* [WORK TO COMPLETE] Every line below that holds the string "JSON" should be copied out.

(Data items)
──────────

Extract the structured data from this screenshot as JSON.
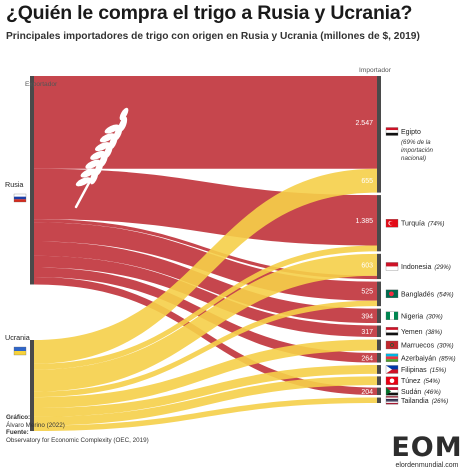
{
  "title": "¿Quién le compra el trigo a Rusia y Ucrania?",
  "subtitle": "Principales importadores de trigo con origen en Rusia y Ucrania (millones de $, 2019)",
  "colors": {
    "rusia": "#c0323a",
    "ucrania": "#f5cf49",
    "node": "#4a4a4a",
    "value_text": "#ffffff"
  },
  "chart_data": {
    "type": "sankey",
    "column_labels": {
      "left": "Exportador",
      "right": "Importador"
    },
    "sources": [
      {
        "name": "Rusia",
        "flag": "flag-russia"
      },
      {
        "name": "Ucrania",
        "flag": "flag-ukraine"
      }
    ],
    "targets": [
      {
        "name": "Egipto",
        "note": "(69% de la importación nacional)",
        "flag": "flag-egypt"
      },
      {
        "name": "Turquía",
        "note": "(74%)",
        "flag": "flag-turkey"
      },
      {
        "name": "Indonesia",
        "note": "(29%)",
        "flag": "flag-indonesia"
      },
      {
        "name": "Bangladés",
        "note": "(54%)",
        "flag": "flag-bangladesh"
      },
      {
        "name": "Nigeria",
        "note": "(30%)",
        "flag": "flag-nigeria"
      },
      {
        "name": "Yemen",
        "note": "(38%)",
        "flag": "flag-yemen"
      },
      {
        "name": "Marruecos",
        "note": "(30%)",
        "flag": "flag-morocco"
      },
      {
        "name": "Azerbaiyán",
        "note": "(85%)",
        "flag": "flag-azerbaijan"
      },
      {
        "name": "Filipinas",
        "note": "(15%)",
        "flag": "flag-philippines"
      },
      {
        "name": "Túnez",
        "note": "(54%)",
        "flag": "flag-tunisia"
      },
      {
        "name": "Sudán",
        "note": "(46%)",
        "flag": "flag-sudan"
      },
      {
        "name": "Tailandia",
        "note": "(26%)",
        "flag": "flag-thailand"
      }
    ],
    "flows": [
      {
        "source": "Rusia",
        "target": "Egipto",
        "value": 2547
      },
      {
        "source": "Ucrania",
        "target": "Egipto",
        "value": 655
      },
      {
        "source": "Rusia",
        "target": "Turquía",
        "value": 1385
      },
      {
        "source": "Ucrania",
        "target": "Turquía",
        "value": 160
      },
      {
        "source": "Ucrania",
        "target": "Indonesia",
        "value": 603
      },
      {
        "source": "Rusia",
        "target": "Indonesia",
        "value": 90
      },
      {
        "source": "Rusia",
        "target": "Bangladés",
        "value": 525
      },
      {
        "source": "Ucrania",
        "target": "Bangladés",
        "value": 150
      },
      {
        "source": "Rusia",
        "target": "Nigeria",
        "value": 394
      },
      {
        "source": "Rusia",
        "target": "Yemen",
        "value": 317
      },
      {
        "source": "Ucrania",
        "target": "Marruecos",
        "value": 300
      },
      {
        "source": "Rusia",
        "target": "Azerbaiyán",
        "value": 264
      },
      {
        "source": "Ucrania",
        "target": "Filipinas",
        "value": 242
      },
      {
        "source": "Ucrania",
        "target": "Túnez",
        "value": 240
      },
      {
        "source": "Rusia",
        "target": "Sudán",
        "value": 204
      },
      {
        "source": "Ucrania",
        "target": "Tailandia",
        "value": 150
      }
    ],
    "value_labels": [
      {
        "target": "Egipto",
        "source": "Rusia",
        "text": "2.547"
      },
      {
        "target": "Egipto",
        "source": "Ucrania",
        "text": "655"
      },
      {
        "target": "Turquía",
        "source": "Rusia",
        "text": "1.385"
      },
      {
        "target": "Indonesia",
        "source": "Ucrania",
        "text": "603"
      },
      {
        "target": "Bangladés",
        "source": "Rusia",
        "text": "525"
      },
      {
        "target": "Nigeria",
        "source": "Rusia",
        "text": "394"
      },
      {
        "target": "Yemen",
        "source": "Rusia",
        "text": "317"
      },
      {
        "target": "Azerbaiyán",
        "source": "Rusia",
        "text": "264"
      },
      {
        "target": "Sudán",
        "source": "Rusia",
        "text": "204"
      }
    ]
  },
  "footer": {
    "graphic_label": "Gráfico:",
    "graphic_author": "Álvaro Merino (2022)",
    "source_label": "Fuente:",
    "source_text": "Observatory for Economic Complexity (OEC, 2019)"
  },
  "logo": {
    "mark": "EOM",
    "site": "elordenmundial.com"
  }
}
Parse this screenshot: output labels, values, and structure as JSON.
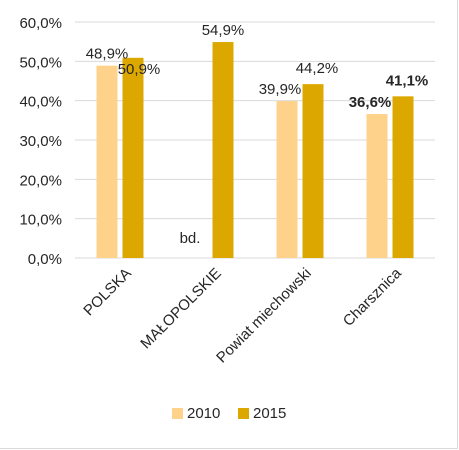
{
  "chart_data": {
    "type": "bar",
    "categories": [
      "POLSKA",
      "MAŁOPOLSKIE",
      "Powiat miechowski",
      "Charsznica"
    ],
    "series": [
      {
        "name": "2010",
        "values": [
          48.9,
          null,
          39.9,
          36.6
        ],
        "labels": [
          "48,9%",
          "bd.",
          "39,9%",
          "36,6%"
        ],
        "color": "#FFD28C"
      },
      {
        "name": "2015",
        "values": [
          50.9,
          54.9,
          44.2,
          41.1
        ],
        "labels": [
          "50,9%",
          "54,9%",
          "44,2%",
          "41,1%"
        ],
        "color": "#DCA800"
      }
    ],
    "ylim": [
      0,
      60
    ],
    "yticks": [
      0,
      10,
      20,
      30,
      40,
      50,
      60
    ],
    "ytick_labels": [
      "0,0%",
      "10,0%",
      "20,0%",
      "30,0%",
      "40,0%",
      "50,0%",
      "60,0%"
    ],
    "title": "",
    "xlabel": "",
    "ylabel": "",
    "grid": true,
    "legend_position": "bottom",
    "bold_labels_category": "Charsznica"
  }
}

──────────

* [FINAL RESULT]
Extract the structured data from this screenshot as JSON.
Parse this screenshot: output labels, values, and structure as JSON.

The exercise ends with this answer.